** What is needed **
Scan the listing below. Report each line that includes "Laurel".

** Dataset excerpt **
::::

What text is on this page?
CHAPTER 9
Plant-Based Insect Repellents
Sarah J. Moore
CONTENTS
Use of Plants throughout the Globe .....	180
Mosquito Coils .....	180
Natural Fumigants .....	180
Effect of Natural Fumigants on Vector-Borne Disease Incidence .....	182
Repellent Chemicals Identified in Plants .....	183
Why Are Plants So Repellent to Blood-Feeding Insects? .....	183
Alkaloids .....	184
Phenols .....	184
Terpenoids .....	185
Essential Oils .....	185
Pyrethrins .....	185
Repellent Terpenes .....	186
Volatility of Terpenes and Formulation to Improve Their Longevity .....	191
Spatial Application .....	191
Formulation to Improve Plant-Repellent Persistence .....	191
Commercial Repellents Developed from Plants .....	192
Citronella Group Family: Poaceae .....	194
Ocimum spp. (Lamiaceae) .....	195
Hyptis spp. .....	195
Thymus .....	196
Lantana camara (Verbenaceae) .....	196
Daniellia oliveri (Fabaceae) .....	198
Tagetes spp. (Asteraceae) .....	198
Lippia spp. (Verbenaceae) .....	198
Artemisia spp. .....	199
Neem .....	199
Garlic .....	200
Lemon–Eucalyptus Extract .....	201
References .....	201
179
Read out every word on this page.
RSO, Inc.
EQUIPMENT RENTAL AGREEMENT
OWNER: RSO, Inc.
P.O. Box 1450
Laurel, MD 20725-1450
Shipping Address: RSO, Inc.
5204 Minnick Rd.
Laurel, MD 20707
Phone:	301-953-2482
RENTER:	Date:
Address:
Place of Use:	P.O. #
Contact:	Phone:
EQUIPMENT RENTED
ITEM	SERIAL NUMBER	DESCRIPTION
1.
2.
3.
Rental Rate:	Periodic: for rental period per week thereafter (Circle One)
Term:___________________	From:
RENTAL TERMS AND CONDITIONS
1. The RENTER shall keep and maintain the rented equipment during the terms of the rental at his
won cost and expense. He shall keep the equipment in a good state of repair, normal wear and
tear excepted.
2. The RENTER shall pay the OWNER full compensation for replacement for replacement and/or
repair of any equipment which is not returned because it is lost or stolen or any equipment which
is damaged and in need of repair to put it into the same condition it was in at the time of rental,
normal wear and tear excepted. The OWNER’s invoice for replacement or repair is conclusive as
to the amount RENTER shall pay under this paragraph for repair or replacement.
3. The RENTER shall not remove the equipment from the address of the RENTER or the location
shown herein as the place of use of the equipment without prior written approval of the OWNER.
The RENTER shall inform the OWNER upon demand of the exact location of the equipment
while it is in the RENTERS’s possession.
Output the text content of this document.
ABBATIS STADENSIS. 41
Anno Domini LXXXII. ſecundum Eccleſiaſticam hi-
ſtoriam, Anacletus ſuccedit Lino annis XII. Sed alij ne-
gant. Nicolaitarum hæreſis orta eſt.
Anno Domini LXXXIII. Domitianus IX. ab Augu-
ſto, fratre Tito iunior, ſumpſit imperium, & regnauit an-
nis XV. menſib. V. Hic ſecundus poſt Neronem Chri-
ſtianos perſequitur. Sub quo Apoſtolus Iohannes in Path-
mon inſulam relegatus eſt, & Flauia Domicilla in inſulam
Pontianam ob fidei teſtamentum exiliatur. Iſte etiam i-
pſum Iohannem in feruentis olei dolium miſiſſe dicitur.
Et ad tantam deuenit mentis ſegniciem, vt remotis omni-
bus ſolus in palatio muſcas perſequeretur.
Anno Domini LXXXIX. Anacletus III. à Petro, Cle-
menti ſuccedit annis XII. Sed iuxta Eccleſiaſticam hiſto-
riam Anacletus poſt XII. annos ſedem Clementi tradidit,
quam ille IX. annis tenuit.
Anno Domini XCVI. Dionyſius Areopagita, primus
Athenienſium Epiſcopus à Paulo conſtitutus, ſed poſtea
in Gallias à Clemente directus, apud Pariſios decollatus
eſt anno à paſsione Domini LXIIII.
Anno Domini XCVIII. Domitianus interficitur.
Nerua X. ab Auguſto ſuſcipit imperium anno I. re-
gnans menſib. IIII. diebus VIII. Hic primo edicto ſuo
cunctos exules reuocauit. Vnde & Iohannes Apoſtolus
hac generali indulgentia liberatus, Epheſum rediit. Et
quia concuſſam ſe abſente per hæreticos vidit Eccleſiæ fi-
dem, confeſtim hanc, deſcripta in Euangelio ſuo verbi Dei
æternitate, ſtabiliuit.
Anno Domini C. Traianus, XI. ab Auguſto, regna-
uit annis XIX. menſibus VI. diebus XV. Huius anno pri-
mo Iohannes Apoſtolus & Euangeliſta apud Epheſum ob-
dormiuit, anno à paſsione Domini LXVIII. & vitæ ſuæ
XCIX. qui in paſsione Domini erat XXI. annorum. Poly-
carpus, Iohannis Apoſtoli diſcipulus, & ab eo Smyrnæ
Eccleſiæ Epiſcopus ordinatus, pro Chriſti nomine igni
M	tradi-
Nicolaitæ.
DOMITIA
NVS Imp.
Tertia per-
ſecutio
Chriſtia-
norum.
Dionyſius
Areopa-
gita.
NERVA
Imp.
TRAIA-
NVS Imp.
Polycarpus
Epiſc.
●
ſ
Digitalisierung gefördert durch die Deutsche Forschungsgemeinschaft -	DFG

::::

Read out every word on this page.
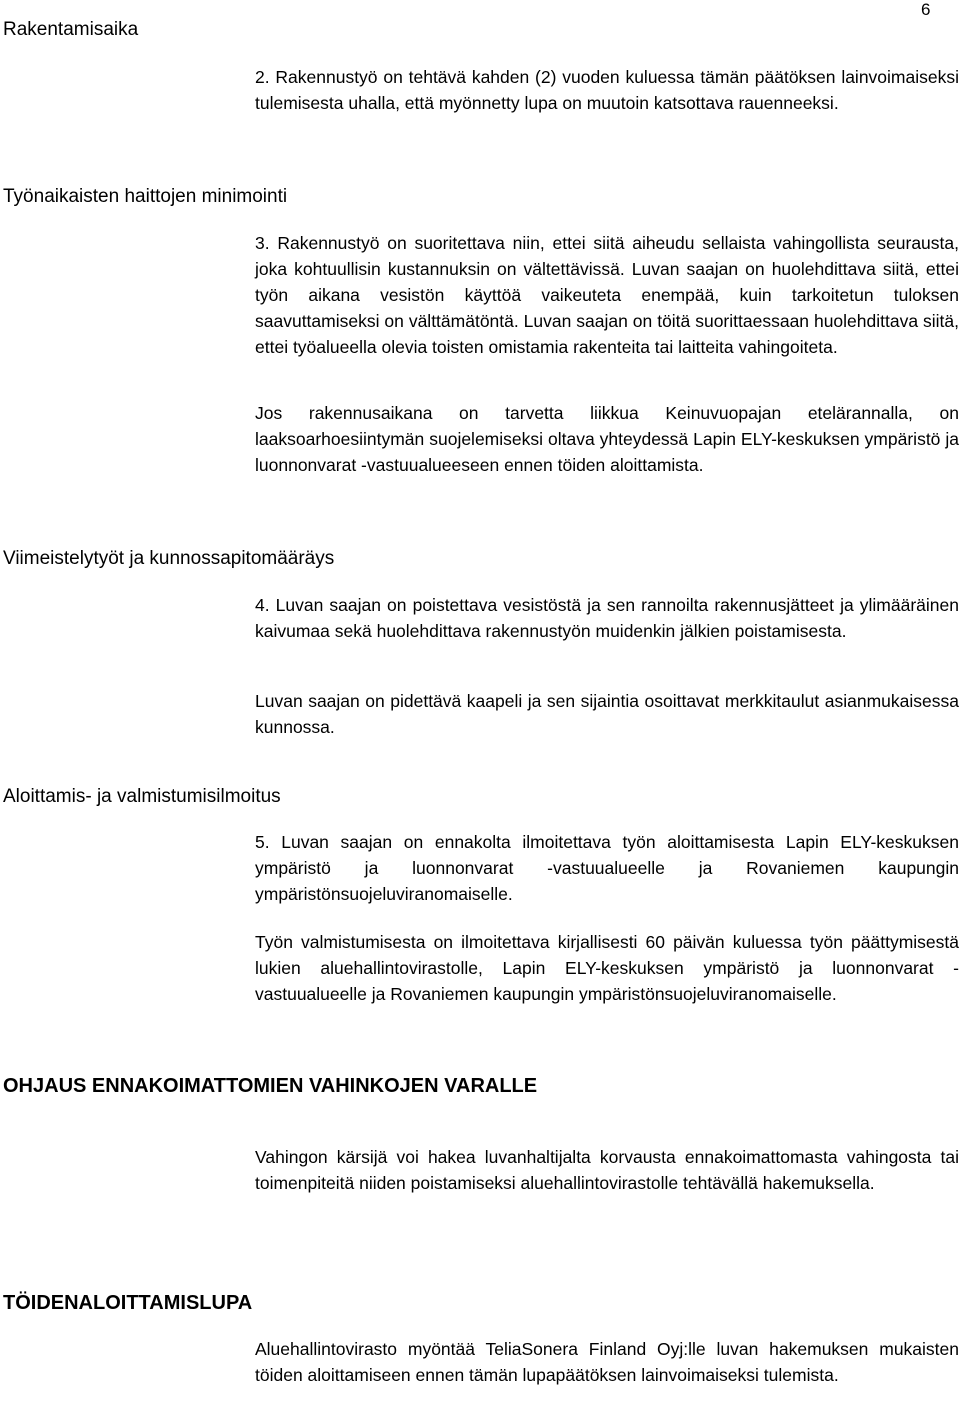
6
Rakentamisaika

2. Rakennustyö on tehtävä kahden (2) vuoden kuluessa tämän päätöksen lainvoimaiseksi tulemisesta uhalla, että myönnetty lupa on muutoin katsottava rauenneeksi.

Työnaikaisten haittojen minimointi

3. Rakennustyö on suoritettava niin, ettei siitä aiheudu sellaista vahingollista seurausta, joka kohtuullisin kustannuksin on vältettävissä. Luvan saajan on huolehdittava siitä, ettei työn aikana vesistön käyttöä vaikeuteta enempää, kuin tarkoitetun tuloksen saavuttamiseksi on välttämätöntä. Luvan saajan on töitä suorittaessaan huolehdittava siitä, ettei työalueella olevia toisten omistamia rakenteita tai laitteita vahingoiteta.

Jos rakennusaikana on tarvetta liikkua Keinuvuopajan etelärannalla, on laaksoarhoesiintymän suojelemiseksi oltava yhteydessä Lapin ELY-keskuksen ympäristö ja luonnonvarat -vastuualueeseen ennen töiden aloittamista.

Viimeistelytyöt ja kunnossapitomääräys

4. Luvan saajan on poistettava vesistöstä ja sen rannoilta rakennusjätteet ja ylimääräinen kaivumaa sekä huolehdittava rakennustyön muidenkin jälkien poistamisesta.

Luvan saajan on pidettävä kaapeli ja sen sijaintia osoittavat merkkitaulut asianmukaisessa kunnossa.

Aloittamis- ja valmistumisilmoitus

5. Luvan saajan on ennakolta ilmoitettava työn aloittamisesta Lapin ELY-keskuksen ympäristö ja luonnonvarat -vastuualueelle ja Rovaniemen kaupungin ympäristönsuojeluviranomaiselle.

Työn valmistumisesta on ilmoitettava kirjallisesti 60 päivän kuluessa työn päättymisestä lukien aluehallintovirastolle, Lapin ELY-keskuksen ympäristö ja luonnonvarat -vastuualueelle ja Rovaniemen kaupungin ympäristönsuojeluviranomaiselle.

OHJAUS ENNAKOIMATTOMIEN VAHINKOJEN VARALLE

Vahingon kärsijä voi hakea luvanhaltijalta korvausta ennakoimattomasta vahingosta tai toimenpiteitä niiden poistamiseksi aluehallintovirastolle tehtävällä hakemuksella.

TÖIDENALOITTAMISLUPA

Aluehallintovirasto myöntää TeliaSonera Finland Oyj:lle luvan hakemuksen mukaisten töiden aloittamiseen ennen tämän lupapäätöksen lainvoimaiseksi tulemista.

::::

** Solution to the exercise **
Laurel, MD 20725-1450
Laurel, MD 20707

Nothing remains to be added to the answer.